**Stated goal:** Quote every line of the data below as it stands, omitting pictures.

**Input material:**
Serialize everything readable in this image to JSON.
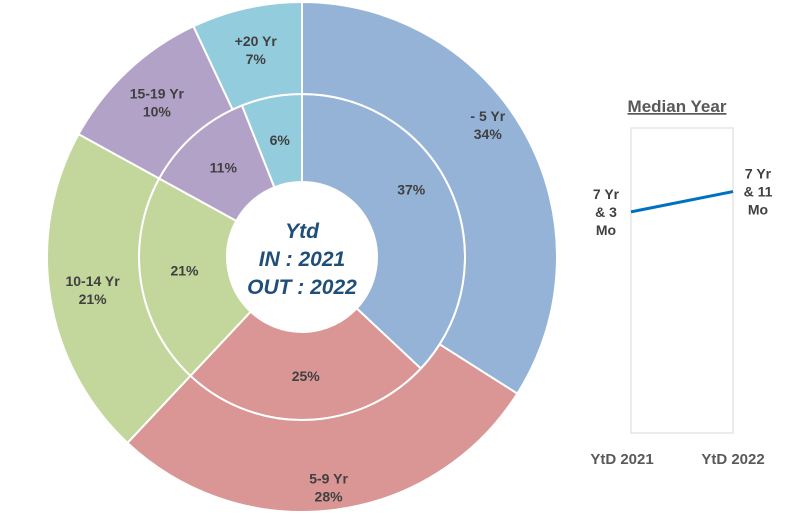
{
  "chart_data": [
    {
      "type": "pie",
      "subtype": "double-donut",
      "center_label": [
        "Ytd",
        "IN : 2021",
        "OUT : 2022"
      ],
      "categories": [
        "- 5 Yr",
        "5-9 Yr",
        "10-14 Yr",
        "15-19 Yr",
        "+20 Yr"
      ],
      "colors": [
        "#95b3d7",
        "#d99694",
        "#c3d69b",
        "#b3a2c7",
        "#93cddd"
      ],
      "series": [
        {
          "name": "IN : 2021",
          "ring": "inner",
          "values": [
            37,
            25,
            21,
            11,
            6
          ],
          "labels": [
            "37%",
            "25%",
            "21%",
            "11%",
            "6%"
          ]
        },
        {
          "name": "OUT : 2022",
          "ring": "outer",
          "values": [
            34,
            28,
            21,
            10,
            7
          ],
          "labels": [
            "- 5 Yr\n34%",
            "5-9 Yr\n28%",
            "10-14 Yr\n21%",
            "15-19 Yr\n10%",
            "+20 Yr\n7%"
          ]
        }
      ]
    },
    {
      "type": "line",
      "title": "Median Year",
      "categories": [
        "YtD 2021",
        "YtD 2022"
      ],
      "series": [
        {
          "name": "Median Year",
          "values": [
            7.25,
            7.9167
          ],
          "labels": [
            "7 Yr\n& 3\nMo",
            "7 Yr\n& 11\nMo"
          ],
          "color": "#0070c0"
        }
      ],
      "ylim": [
        0,
        10
      ],
      "xlabel": "",
      "ylabel": ""
    }
  ]
}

**Response for this exercise:**
Serialize everything readable in this image to JSON.
{
  "chart_data": [
    {
      "type": "pie",
      "subtype": "double-donut",
      "center_label": [
        "Ytd",
        "IN : 2021",
        "OUT : 2022"
      ],
      "categories": [
        "- 5 Yr",
        "5-9 Yr",
        "10-14 Yr",
        "15-19 Yr",
        "+20 Yr"
      ],
      "colors": [
        "#95b3d7",
        "#d99694",
        "#c3d69b",
        "#b3a2c7",
        "#93cddd"
      ],
      "series": [
        {
          "name": "IN : 2021",
          "ring": "inner",
          "values": [
            37,
            25,
            21,
            11,
            6
          ],
          "labels": [
            "37%",
            "25%",
            "21%",
            "11%",
            "6%"
          ]
        },
        {
          "name": "OUT : 2022",
          "ring": "outer",
          "values": [
            34,
            28,
            21,
            10,
            7
          ],
          "labels": [
            "- 5 Yr\n34%",
            "5-9 Yr\n28%",
            "10-14 Yr\n21%",
            "15-19 Yr\n10%",
            "+20 Yr\n7%"
          ]
        }
      ]
    },
    {
      "type": "line",
      "title": "Median Year",
      "categories": [
        "YtD 2021",
        "YtD 2022"
      ],
      "series": [
        {
          "name": "Median Year",
          "values": [
            7.25,
            7.9167
          ],
          "labels": [
            "7 Yr\n& 3\nMo",
            "7 Yr\n& 11\nMo"
          ],
          "color": "#0070c0"
        }
      ],
      "ylim": [
        0,
        10
      ],
      "xlabel": "",
      "ylabel": ""
    }
  ]
}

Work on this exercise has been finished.